== Directions ==
Below is some material; set it all down exactly, apart from the pictures.

===== Extracted records =====

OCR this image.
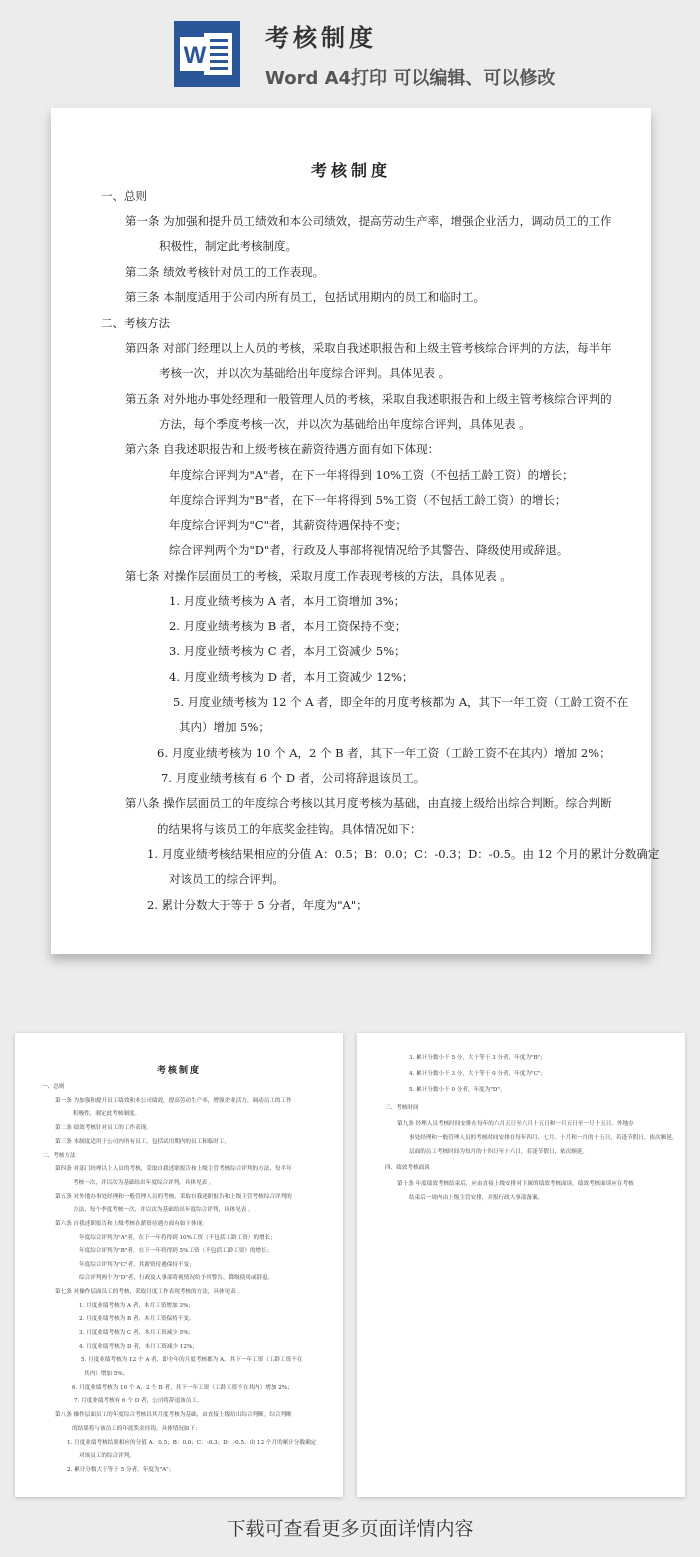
W
考核制度
Word A4打印 可以编辑、可以修改
考核制度
一、总则
第一条 为加强和提升员工绩效和本公司绩效，提高劳动生产率，增强企业活力，调动员工的工作
积极性，制定此考核制度。
第二条 绩效考核针对员工的工作表现。
第三条 本制度适用于公司内所有员工，包括试用期内的员工和临时工。
二、考核方法
第四条 对部门经理以上人员的考核，采取自我述职报告和上级主管考核综合评判的方法，每半年
考核一次，并以次为基础给出年度综合评判。具体见表 。
第五条 对外地办事处经理和一般管理人员的考核，采取自我述职报告和上级主管考核综合评判的
方法，每个季度考核一次，并以次为基础给出年度综合评判，具体见表 。
第六条 自我述职报告和上级考核在薪资待遇方面有如下体现：
年度综合评判为"A"者，在下一年将得到 10%工资（不包括工龄工资）的增长；
年度综合评判为"B"者，在下一年将得到 5%工资（不包括工龄工资）的增长；
年度综合评判为"C"者，其薪资待遇保持不变；
综合评判两个为"D"者，行政及人事部将视情况给予其警告、降级使用或辞退。
第七条 对操作层面员工的考核，采取月度工作表现考核的方法，具体见表 。
1. 月度业绩考核为 A 者，本月工资增加 3%；
2. 月度业绩考核为 B 者，本月工资保持不变；
3. 月度业绩考核为 C 者，本月工资减少 5%；
4. 月度业绩考核为 D 者，本月工资减少 12%；
5. 月度业绩考核为 12 个 A 者，即全年的月度考核都为 A，其下一年工资（工龄工资不在
其内）增加 5%；
6. 月度业绩考核为 10 个 A，2 个 B 者，其下一年工资（工龄工资不在其内）增加 2%；
7. 月度业绩考核有 6 个 D 者，公司将辞退该员工。
第八条 操作层面员工的年度综合考核以其月度考核为基础，由直接上级给出综合判断。综合判断
的结果将与该员工的年底奖金挂钩。具体情况如下：
1. 月度业绩考核结果相应的分值 A：0.5；B：0.0；C：-0.3；D：-0.5。由 12 个月的累计分数确定
对该员工的综合评判。
2. 累计分数大于等于 5 分者，年度为"A"；
考核制度
一、总则
第一条 为加强和提升员工绩效和本公司绩效，提高劳动生产率，增强企业活力，调动员工的工作
积极性，制定此考核制度。
第二条 绩效考核针对员工的工作表现。
第三条 本制度适用于公司内所有员工，包括试用期内的员工和临时工。
二、考核方法
第四条 对部门经理以上人员的考核，采取自我述职报告和上级主管考核综合评判的方法，每半年
考核一次，并以次为基础给出年度综合评判。具体见表 。
第五条 对外地办事处经理和一般管理人员的考核，采取自我述职报告和上级主管考核综合评判的
方法，每个季度考核一次，并以次为基础给出年度综合评判，具体见表 。
第六条 自我述职报告和上级考核在薪资待遇方面有如下体现：
年度综合评判为"A"者，在下一年将得到 10%工资（不包括工龄工资）的增长；
年度综合评判为"B"者，在下一年将得到 5%工资（不包括工龄工资）的增长；
年度综合评判为"C"者，其薪资待遇保持不变；
综合评判两个为"D"者，行政及人事部将视情况给予其警告、降级使用或辞退。
第七条 对操作层面员工的考核，采取月度工作表现考核的方法，具体见表 。
1. 月度业绩考核为 A 者，本月工资增加 3%；
2. 月度业绩考核为 B 者，本月工资保持不变；
3. 月度业绩考核为 C 者，本月工资减少 5%；
4. 月度业绩考核为 D 者，本月工资减少 12%；
5. 月度业绩考核为 12 个 A 者，即全年的月度考核都为 A，其下一年工资（工龄工资不在
其内）增加 5%；
6. 月度业绩考核为 10 个 A，2 个 B 者，其下一年工资（工龄工资不在其内）增加 2%；
7. 月度业绩考核有 6 个 D 者，公司将辞退该员工。
第八条 操作层面员工的年度综合考核以其月度考核为基础，由直接上级给出综合判断。综合判断
的结果将与该员工的年底奖金挂钩。具体情况如下：
1. 月度业绩考核结果相应的分值 A：0.5；B：0.0；C：-0.3；D：-0.5。由 12 个月的累计分数确定
对该员工的综合评判。
2. 累计分数大于等于 5 分者，年度为"A"；
3. 累计分数小于 5 分，大于等于 3 分者，年度为"B"；
4. 累计分数小于 3 分，大于等于 0 分者，年度为"C"；
5. 累计分数小于 0 分者，年度为"D"。
三、考核时间
第九条 经理人员考核时间安排在每年的六月五日至六月十五日和一月五日至一月十五日。外地办
事处经理和一般管理人员的考核时间安排在每年四月、七月、十月和一月的十五日，若逢节假日，依次顺延。
层面的员工考核时间为每月的十四日至十六日，若逢节假日，依次顺延。
四、绩效考核面谈
第十条 年度绩效考核结束后，应由直接上级安排对下属的绩效考核面谈。绩效考核面谈应在考核
结束后一周内由上级主管安排，并报行政人事部备案。
下载可查看更多页面详情内容
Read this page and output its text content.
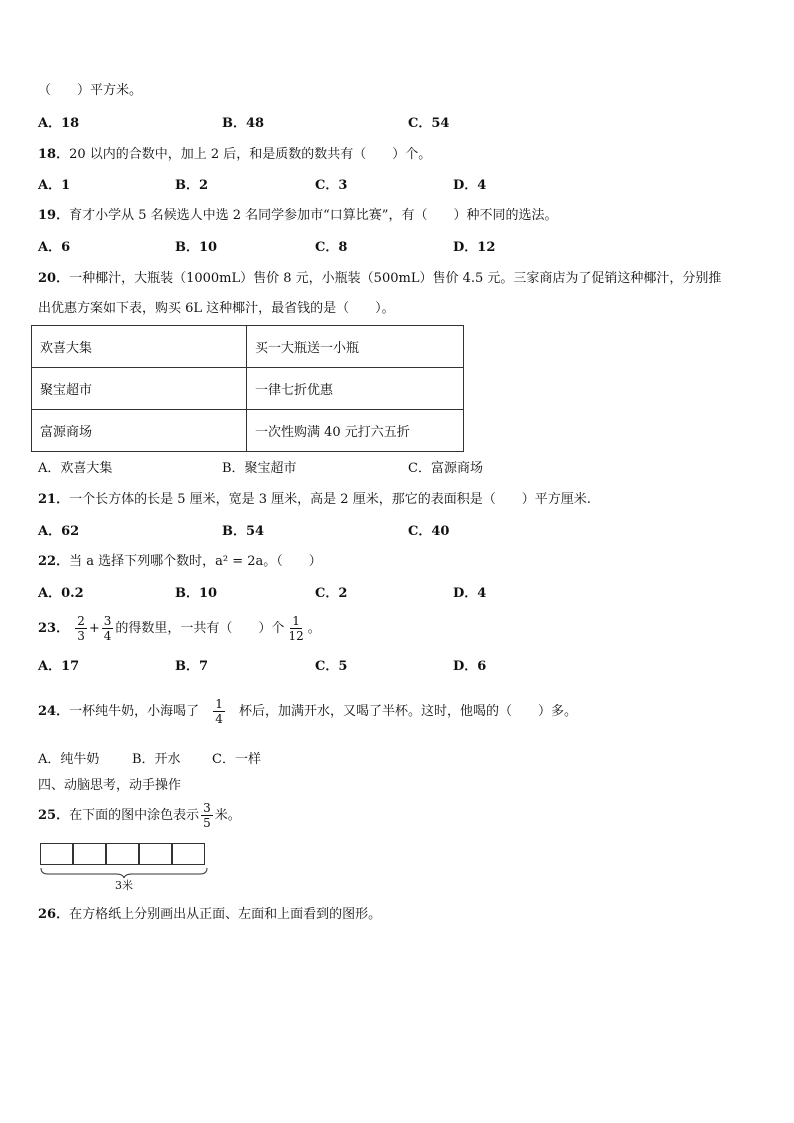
（　　）平方米。
A．18	B．48	C．54
18．20 以内的合数中，加上 2 后，和是质数的数共有（　　）个。
A．1	B．2	C．3	D．4
19．育才小学从 5 名候选人中选 2 名同学参加市“口算比赛”，有（　　）种不同的选法。
A．6	B．10	C．8	D．12
20．一种椰汁，大瓶装（1000mL）售价 8 元，小瓶装（500mL）售价 4.5 元。三家商店为了促销这种椰汁，分别推
出优惠方案如下表，购买 6L 这种椰汁，最省钱的是（　　）。
欢喜大集	买一大瓶送一小瓶
聚宝超市	一律七折优惠
富源商场	一次性购满 40 元打六五折
A．欢喜大集	B．聚宝超市	C．富源商场
21．一个长方体的长是 5 厘米，宽是 3 厘米，高是 2 厘米，那它的表面积是（　　）平方厘米.
A．62	B．54	C．40
22．当 a 选择下列哪个数时，a² = 2a。（　　）
A．0.2	B．10	C．2	D．4
23． $\frac{2}{3} + \frac{3}{4}$ 的得数里，一共有（　　）个 $\frac{1}{12}$ 。
A．17	B．7	C．5	D．6
24．一杯纯牛奶，小海喝了 $\frac{1}{4}$ 杯后，加满开水，又喝了半杯。这时，他喝的（　　）多。
A．纯牛奶	B．开水 C．一样
四、动脑思考，动手操作
25．在下面的图中涂色表示 $\frac{3}{5}$ 米。
3米
26．在方格纸上分别画出从正面、左面和上面看到的图形。
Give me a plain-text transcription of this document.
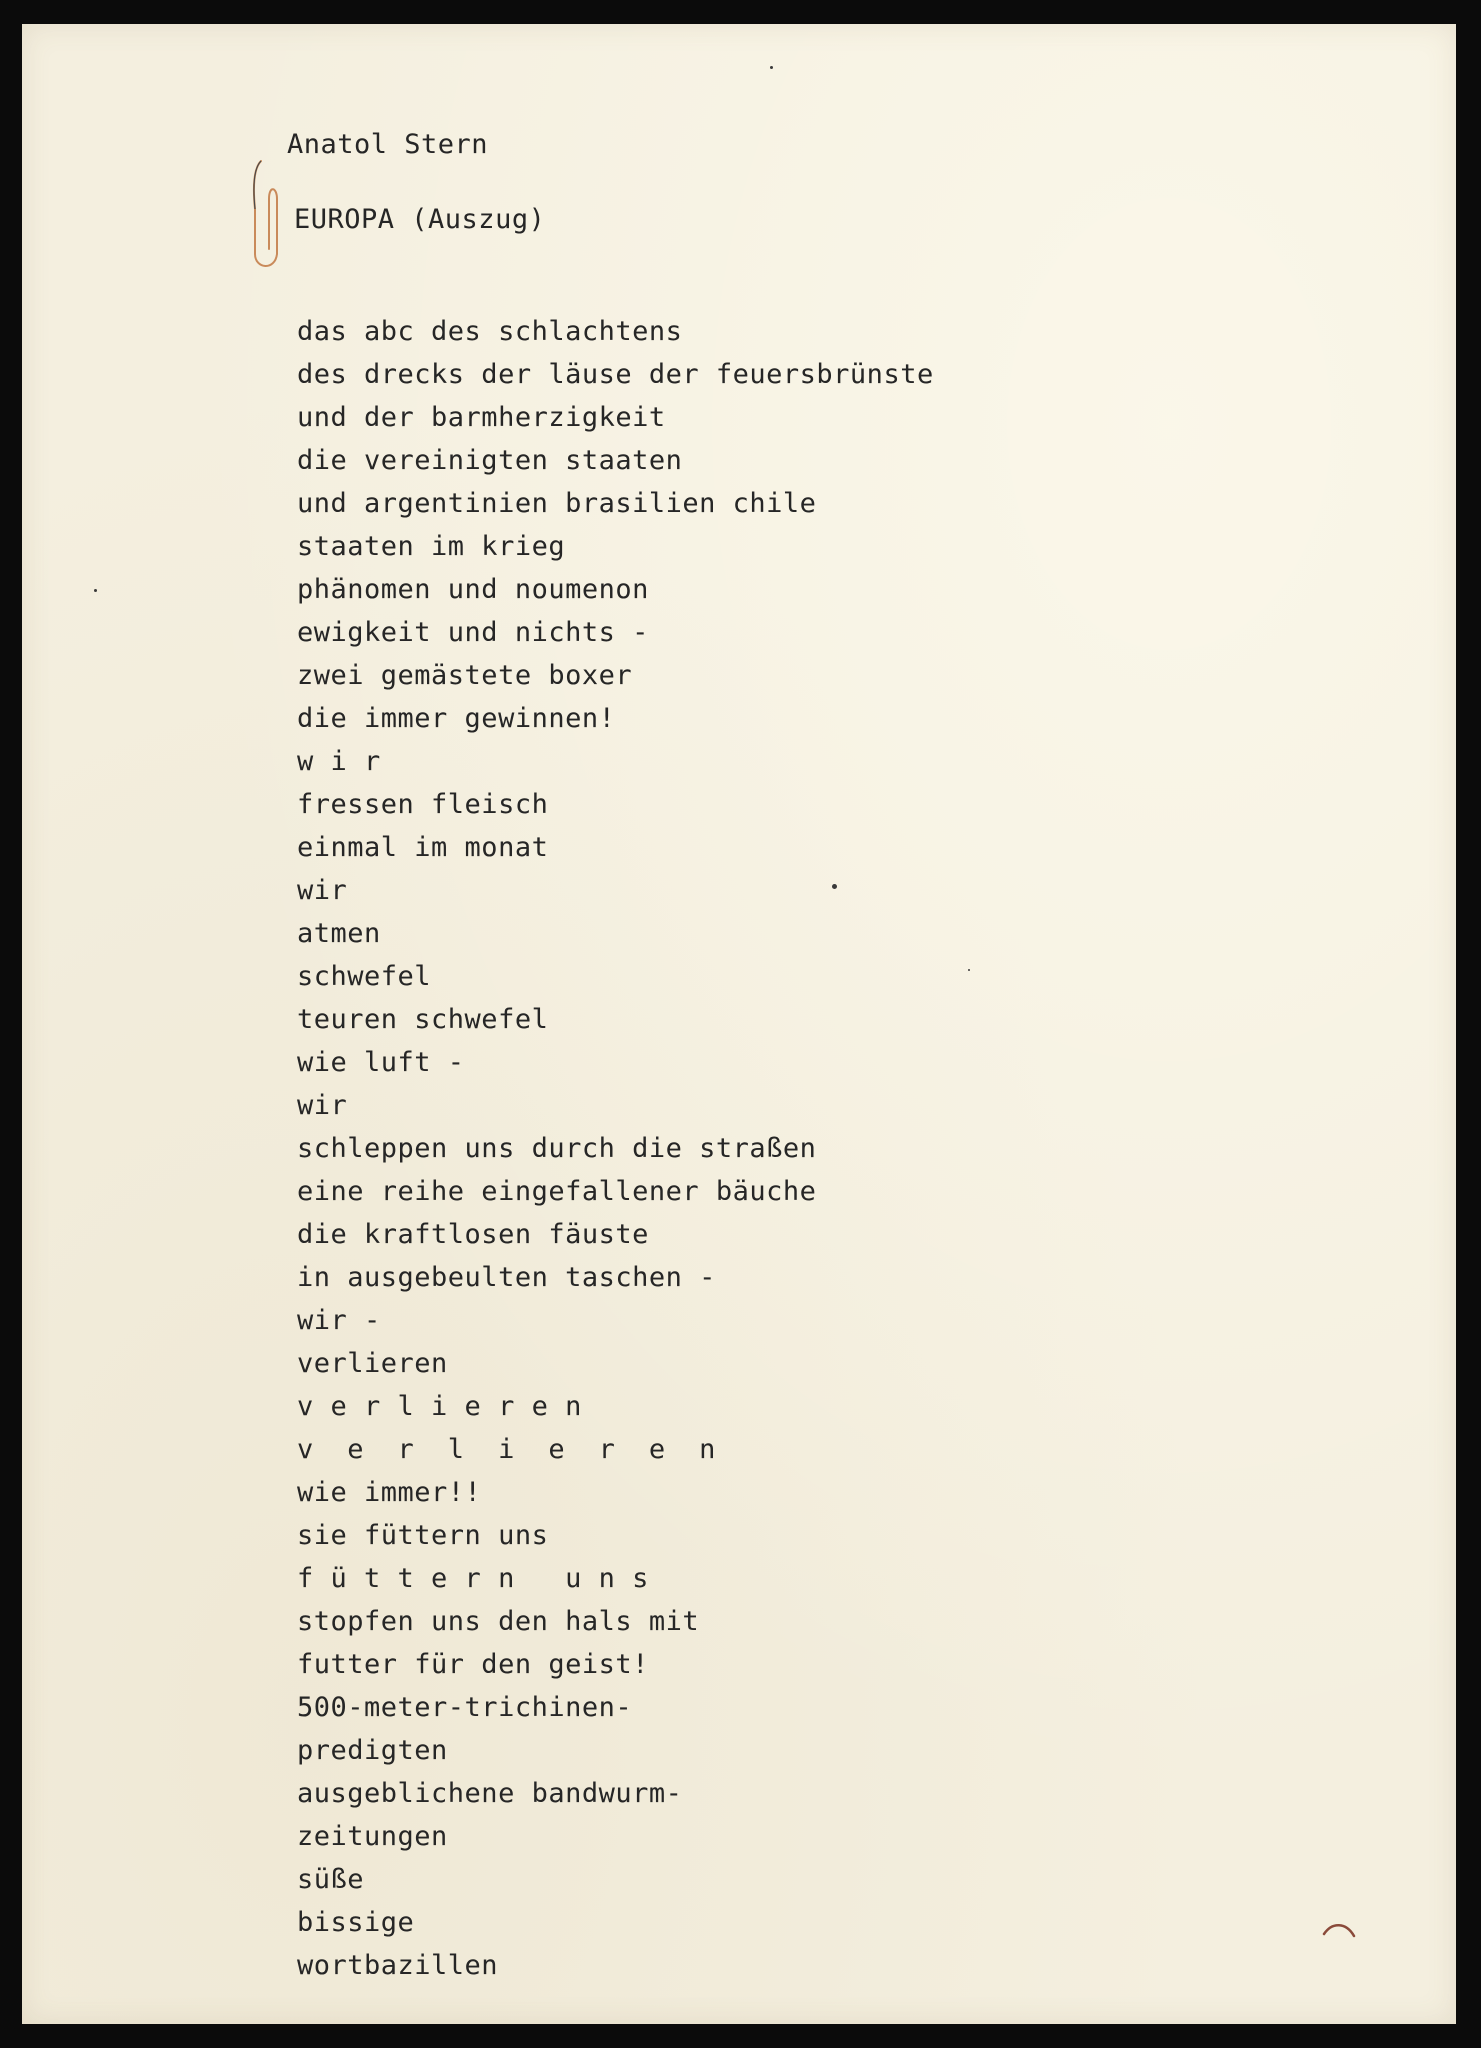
Anatol Stern

EUROPA (Auszug)

das abc des schlachtens
des drecks der läuse der feuersbrünste
und der barmherzigkeit
die vereinigten staaten
und argentinien brasilien chile
staaten im krieg
phänomen und noumenon
ewigkeit und nichts -
zwei gemästete boxer
die immer gewinnen!
w i r
fressen fleisch
einmal im monat
wir
atmen
schwefel
teuren schwefel
wie luft -
wir
schleppen uns durch die straßen
eine reihe eingefallener bäuche
die kraftlosen fäuste
in ausgebeulten taschen -
wir -
verlieren
v e r l i e r e n
v  e  r  l  i  e  r  e  n
wie immer!!
sie füttern uns
f ü t t e r n   u n s
stopfen uns den hals mit
futter für den geist!
500-meter-trichinen-
predigten
ausgeblichene bandwurm-
zeitungen
süße
bissige
wortbazillen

=====

== Result for this task ==
OCR this image.
W
考核制度
Word A4打印 可以编辑、可以修改
考核制度
一、总则
第一条 为加强和提升员工绩效和本公司绩效，提高劳动生产率，增强企业活力，调动员工的工作
积极性，制定此考核制度。
第二条 绩效考核针对员工的工作表现。
第三条 本制度适用于公司内所有员工，包括试用期内的员工和临时工。
二、考核方法
第四条 对部门经理以上人员的考核，采取自我述职报告和上级主管考核综合评判的方法，每半年
考核一次，并以次为基础给出年度综合评判。具体见表 。
第五条 对外地办事处经理和一般管理人员的考核，采取自我述职报告和上级主管考核综合评判的
方法，每个季度考核一次，并以次为基础给出年度综合评判，具体见表 。
第六条 自我述职报告和上级考核在薪资待遇方面有如下体现：
年度综合评判为"A"者，在下一年将得到 10%工资（不包括工龄工资）的增长；
年度综合评判为"B"者，在下一年将得到 5%工资（不包括工龄工资）的增长；
年度综合评判为"C"者，其薪资待遇保持不变；
综合评判两个为"D"者，行政及人事部将视情况给予其警告、降级使用或辞退。
第七条 对操作层面员工的考核，采取月度工作表现考核的方法，具体见表 。
1. 月度业绩考核为 A 者，本月工资增加 3%；
2. 月度业绩考核为 B 者，本月工资保持不变；
3. 月度业绩考核为 C 者，本月工资减少 5%；
4. 月度业绩考核为 D 者，本月工资减少 12%；
5. 月度业绩考核为 12 个 A 者，即全年的月度考核都为 A，其下一年工资（工龄工资不在
其内）增加 5%；
6. 月度业绩考核为 10 个 A，2 个 B 者，其下一年工资（工龄工资不在其内）增加 2%；
7. 月度业绩考核有 6 个 D 者，公司将辞退该员工。
第八条 操作层面员工的年度综合考核以其月度考核为基础，由直接上级给出综合判断。综合判断
的结果将与该员工的年底奖金挂钩。具体情况如下：
1. 月度业绩考核结果相应的分值 A：0.5；B：0.0；C：-0.3；D：-0.5。由 12 个月的累计分数确定
对该员工的综合评判。
2. 累计分数大于等于 5 分者，年度为"A"；
考核制度
一、总则
第一条 为加强和提升员工绩效和本公司绩效，提高劳动生产率，增强企业活力，调动员工的工作
积极性，制定此考核制度。
第二条 绩效考核针对员工的工作表现。
第三条 本制度适用于公司内所有员工，包括试用期内的员工和临时工。
二、考核方法
第四条 对部门经理以上人员的考核，采取自我述职报告和上级主管考核综合评判的方法，每半年
考核一次，并以次为基础给出年度综合评判。具体见表 。
第五条 对外地办事处经理和一般管理人员的考核，采取自我述职报告和上级主管考核综合评判的
方法，每个季度考核一次，并以次为基础给出年度综合评判，具体见表 。
第六条 自我述职报告和上级考核在薪资待遇方面有如下体现：
年度综合评判为"A"者，在下一年将得到 10%工资（不包括工龄工资）的增长；
年度综合评判为"B"者，在下一年将得到 5%工资（不包括工龄工资）的增长；
年度综合评判为"C"者，其薪资待遇保持不变；
综合评判两个为"D"者，行政及人事部将视情况给予其警告、降级使用或辞退。
第七条 对操作层面员工的考核，采取月度工作表现考核的方法，具体见表 。
1. 月度业绩考核为 A 者，本月工资增加 3%；
2. 月度业绩考核为 B 者，本月工资保持不变；
3. 月度业绩考核为 C 者，本月工资减少 5%；
4. 月度业绩考核为 D 者，本月工资减少 12%；
5. 月度业绩考核为 12 个 A 者，即全年的月度考核都为 A，其下一年工资（工龄工资不在
其内）增加 5%；
6. 月度业绩考核为 10 个 A，2 个 B 者，其下一年工资（工龄工资不在其内）增加 2%；
7. 月度业绩考核有 6 个 D 者，公司将辞退该员工。
第八条 操作层面员工的年度综合考核以其月度考核为基础，由直接上级给出综合判断。综合判断
的结果将与该员工的年底奖金挂钩。具体情况如下：
1. 月度业绩考核结果相应的分值 A：0.5；B：0.0；C：-0.3；D：-0.5。由 12 个月的累计分数确定
对该员工的综合评判。
2. 累计分数大于等于 5 分者，年度为"A"；
3. 累计分数小于 5 分，大于等于 3 分者，年度为"B"；
4. 累计分数小于 3 分，大于等于 0 分者，年度为"C"；
5. 累计分数小于 0 分者，年度为"D"。
三、考核时间
第九条 经理人员考核时间安排在每年的六月五日至六月十五日和一月五日至一月十五日。外地办
事处经理和一般管理人员的考核时间安排在每年四月、七月、十月和一月的十五日，若逢节假日，依次顺延。
层面的员工考核时间为每月的十四日至十六日，若逢节假日，依次顺延。
四、绩效考核面谈
第十条 年度绩效考核结束后，应由直接上级安排对下属的绩效考核面谈。绩效考核面谈应在考核
结束后一周内由上级主管安排，并报行政人事部备案。
下载可查看更多页面详情内容
Read this page and output its text content.
（　　）平方米。
A．18	B．48	C．54
18．20 以内的合数中，加上 2 后，和是质数的数共有（　　）个。
A．1	B．2	C．3	D．4
19．育才小学从 5 名候选人中选 2 名同学参加市“口算比赛”，有（　　）种不同的选法。
A．6	B．10	C．8	D．12
20．一种椰汁，大瓶装（1000mL）售价 8 元，小瓶装（500mL）售价 4.5 元。三家商店为了促销这种椰汁，分别推
出优惠方案如下表，购买 6L 这种椰汁，最省钱的是（　　）。
欢喜大集	买一大瓶送一小瓶
聚宝超市	一律七折优惠
富源商场	一次性购满 40 元打六五折
A．欢喜大集	B．聚宝超市	C．富源商场
21．一个长方体的长是 5 厘米，宽是 3 厘米，高是 2 厘米，那它的表面积是（　　）平方厘米.
A．62	B．54	C．40
22．当 a 选择下列哪个数时，a² = 2a。（　　）
A．0.2	B．10	C．2	D．4
23． $\frac{2}{3} + \frac{3}{4}$ 的得数里，一共有（　　）个 $\frac{1}{12}$ 。
A．17	B．7	C．5	D．6
24．一杯纯牛奶，小海喝了 $\frac{1}{4}$ 杯后，加满开水，又喝了半杯。这时，他喝的（　　）多。
A．纯牛奶	B．开水 C．一样
四、动脑思考，动手操作
25．在下面的图中涂色表示 $\frac{3}{5}$ 米。
3米
26．在方格纸上分别画出从正面、左面和上面看到的图形。
Give me a plain-text transcription of this document.
Anatol Stern

EUROPA (Auszug)

das abc des schlachtens
des drecks der läuse der feuersbrünste
und der barmherzigkeit
die vereinigten staaten
und argentinien brasilien chile
staaten im krieg
phänomen und noumenon
ewigkeit und nichts -
zwei gemästete boxer
die immer gewinnen!
w i r
fressen fleisch
einmal im monat
wir
atmen
schwefel
teuren schwefel
wie luft -
wir
schleppen uns durch die straßen
eine reihe eingefallener bäuche
die kraftlosen fäuste
in ausgebeulten taschen -
wir -
verlieren
v e r l i e r e n
v  e  r  l  i  e  r  e  n
wie immer!!
sie füttern uns
f ü t t e r n   u n s
stopfen uns den hals mit
futter für den geist!
500-meter-trichinen-
predigten
ausgeblichene bandwurm-
zeitungen
süße
bissige
wortbazillen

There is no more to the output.